[Records shown]:
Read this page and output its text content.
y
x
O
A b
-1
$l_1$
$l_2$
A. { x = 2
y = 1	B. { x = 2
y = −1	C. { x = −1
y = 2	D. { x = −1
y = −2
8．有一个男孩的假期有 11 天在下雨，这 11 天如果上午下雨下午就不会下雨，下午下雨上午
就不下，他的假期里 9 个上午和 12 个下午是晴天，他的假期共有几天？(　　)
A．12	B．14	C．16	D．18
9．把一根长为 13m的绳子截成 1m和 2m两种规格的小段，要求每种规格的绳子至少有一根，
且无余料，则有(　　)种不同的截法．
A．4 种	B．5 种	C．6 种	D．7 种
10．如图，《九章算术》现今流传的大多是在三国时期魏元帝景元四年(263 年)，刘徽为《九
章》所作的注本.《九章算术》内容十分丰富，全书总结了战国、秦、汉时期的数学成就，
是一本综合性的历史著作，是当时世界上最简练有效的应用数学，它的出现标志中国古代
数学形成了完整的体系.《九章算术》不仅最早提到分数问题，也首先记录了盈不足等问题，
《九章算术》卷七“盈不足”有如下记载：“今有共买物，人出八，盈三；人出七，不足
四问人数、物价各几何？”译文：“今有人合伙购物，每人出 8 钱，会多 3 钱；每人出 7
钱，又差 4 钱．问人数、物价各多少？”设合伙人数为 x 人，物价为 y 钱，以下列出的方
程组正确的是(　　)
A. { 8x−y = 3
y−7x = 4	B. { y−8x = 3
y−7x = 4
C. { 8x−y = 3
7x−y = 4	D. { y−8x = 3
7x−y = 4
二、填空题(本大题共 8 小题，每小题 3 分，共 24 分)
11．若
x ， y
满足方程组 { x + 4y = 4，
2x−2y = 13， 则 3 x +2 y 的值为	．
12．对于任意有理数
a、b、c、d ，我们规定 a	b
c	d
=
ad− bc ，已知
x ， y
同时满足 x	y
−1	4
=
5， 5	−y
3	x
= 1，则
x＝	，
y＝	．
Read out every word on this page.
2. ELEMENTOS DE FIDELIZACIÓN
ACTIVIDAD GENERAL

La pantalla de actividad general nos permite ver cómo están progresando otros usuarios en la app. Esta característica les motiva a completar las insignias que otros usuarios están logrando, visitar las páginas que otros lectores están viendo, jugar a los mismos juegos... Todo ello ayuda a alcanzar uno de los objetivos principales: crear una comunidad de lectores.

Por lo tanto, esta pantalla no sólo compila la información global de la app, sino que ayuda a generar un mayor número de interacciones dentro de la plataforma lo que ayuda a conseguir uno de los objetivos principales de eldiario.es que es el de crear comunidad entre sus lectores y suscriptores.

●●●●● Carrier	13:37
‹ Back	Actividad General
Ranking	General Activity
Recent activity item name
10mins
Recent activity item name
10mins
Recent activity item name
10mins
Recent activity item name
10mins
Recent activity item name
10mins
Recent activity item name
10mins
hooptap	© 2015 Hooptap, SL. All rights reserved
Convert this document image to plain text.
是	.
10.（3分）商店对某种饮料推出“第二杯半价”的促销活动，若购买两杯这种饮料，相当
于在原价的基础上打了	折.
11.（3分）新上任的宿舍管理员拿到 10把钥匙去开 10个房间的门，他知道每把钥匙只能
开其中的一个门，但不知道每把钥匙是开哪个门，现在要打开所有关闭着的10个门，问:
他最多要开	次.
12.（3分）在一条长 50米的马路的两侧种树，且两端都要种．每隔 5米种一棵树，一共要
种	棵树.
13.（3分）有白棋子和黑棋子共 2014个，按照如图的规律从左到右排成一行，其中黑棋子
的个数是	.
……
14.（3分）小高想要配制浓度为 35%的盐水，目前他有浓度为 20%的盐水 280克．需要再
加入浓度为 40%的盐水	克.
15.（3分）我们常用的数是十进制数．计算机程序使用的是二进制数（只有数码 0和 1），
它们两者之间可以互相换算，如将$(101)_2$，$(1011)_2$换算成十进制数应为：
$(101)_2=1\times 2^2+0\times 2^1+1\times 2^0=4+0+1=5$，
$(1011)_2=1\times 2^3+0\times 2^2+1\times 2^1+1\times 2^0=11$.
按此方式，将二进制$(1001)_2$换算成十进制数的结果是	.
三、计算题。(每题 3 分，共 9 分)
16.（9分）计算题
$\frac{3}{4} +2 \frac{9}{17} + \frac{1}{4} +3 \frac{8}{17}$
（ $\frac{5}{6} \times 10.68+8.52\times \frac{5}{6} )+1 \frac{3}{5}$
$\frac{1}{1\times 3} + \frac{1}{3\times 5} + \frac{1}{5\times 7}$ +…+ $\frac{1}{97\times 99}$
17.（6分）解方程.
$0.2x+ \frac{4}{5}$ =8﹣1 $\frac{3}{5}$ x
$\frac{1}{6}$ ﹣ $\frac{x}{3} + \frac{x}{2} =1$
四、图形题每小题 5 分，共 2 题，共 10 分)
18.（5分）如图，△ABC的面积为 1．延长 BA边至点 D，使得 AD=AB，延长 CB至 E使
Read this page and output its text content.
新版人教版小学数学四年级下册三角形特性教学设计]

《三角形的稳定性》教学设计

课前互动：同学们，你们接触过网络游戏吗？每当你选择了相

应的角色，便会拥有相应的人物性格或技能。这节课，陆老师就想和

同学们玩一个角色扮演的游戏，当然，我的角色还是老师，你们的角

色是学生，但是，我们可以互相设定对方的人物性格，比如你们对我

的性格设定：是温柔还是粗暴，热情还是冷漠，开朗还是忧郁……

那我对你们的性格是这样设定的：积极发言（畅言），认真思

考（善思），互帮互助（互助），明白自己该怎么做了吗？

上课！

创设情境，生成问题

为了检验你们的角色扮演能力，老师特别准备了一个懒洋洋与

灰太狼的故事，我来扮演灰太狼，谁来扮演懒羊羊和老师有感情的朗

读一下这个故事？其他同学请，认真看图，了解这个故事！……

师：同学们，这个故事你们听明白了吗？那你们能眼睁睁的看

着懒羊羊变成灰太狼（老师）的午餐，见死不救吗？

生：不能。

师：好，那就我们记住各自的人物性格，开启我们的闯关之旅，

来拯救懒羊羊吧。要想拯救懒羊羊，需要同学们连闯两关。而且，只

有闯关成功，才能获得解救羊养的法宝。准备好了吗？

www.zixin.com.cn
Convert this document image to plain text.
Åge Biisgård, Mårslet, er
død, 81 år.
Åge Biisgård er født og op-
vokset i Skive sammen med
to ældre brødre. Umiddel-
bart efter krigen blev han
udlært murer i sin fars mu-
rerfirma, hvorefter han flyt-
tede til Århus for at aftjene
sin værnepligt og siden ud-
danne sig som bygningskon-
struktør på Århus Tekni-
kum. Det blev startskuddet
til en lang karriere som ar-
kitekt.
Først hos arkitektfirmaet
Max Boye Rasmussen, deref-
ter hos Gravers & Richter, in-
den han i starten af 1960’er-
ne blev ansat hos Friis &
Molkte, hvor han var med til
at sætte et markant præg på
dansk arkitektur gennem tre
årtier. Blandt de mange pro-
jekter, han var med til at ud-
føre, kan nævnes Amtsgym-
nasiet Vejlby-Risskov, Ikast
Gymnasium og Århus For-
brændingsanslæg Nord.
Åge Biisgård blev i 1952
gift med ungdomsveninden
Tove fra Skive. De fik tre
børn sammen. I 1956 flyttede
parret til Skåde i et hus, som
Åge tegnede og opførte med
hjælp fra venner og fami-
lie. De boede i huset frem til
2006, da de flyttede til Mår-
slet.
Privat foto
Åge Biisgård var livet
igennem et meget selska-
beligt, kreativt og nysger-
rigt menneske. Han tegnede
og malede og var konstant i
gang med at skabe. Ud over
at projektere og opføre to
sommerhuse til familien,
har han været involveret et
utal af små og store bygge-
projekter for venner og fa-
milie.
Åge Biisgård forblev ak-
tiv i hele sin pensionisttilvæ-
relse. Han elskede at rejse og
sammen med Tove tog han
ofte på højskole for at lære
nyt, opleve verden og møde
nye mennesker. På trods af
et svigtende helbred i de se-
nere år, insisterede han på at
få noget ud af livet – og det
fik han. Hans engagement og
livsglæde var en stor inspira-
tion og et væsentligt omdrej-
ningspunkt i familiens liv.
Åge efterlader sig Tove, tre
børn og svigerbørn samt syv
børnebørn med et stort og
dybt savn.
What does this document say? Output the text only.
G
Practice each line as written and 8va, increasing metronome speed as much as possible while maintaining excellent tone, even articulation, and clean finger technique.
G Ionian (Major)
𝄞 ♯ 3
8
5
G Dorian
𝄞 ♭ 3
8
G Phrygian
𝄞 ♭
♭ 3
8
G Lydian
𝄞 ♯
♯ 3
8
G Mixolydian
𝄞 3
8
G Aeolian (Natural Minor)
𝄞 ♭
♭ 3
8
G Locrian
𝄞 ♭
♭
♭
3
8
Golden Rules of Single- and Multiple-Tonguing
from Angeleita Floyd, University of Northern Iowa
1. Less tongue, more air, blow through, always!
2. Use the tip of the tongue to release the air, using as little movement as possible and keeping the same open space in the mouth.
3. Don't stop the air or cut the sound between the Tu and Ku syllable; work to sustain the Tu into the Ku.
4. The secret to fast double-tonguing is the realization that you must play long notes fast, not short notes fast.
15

[Stated exercise]: Please quote exactly the lines from the one containing "What does this" through the last line of the records above, both included, and nothing else.

[Worked answer]:
What does this document say? Output the text only.
G
Practice each line as written and 8va, increasing metronome speed as much as possible while maintaining excellent tone, even articulation, and clean finger technique.
G Ionian (Major)
𝄞 ♯ 3
8
5
G Dorian
𝄞 ♭ 3
8
G Phrygian
𝄞 ♭
♭ 3
8
G Lydian
𝄞 ♯
♯ 3
8
G Mixolydian
𝄞 3
8
G Aeolian (Natural Minor)
𝄞 ♭
♭ 3
8
G Locrian
𝄞 ♭
♭
♭
3
8
Golden Rules of Single- and Multiple-Tonguing
from Angeleita Floyd, University of Northern Iowa
1. Less tongue, more air, blow through, always!
2. Use the tip of the tongue to release the air, using as little movement as possible and keeping the same open space in the mouth.
3. Don't stop the air or cut the sound between the Tu and Ku syllable; work to sustain the Tu into the Ku.
4. The secret to fast double-tonguing is the realization that you must play long notes fast, not short notes fast.
15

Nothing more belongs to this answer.